● What needs to be done:
Select every line containing the word "основным" from the material, and copy those lines.

--- Entries ---

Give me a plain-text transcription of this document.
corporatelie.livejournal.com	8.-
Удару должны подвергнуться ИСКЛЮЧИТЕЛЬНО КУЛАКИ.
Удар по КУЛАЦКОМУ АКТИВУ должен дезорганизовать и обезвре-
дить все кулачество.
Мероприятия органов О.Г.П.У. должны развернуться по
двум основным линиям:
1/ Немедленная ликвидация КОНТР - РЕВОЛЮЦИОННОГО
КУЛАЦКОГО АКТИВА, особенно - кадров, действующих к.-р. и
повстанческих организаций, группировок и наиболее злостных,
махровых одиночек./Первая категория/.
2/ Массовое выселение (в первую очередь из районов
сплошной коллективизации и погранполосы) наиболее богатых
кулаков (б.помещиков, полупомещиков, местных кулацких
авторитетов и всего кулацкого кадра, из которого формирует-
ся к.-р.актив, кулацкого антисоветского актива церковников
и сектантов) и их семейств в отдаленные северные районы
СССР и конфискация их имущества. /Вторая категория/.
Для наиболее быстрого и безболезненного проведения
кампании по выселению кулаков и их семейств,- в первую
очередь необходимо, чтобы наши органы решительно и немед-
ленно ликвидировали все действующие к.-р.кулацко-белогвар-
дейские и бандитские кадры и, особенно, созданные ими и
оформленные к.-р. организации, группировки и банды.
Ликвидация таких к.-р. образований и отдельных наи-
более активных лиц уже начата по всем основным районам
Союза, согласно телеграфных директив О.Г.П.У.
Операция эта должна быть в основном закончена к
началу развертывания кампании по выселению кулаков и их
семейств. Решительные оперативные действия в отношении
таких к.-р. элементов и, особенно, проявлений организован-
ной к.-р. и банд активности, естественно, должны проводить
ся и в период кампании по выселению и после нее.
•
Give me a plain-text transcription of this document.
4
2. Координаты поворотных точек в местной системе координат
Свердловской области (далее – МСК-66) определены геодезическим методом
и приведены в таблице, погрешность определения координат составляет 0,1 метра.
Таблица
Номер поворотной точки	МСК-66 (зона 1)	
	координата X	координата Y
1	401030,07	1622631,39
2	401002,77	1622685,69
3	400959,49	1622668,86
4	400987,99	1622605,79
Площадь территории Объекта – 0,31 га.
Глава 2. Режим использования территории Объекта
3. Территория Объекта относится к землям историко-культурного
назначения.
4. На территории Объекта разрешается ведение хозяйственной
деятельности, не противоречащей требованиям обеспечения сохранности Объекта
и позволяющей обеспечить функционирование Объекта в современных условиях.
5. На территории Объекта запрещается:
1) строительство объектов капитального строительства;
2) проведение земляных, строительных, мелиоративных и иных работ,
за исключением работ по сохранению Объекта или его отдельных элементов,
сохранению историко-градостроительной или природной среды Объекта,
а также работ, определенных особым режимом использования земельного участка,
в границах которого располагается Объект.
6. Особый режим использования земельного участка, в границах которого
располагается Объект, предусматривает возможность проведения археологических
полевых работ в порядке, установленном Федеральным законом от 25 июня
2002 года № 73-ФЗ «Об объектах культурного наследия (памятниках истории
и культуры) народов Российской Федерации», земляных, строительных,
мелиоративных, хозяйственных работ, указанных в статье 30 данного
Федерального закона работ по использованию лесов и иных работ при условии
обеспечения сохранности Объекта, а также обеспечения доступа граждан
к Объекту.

---

● Output of the task:
двум основным линиям:
более активных лиц уже начата по всем основным районам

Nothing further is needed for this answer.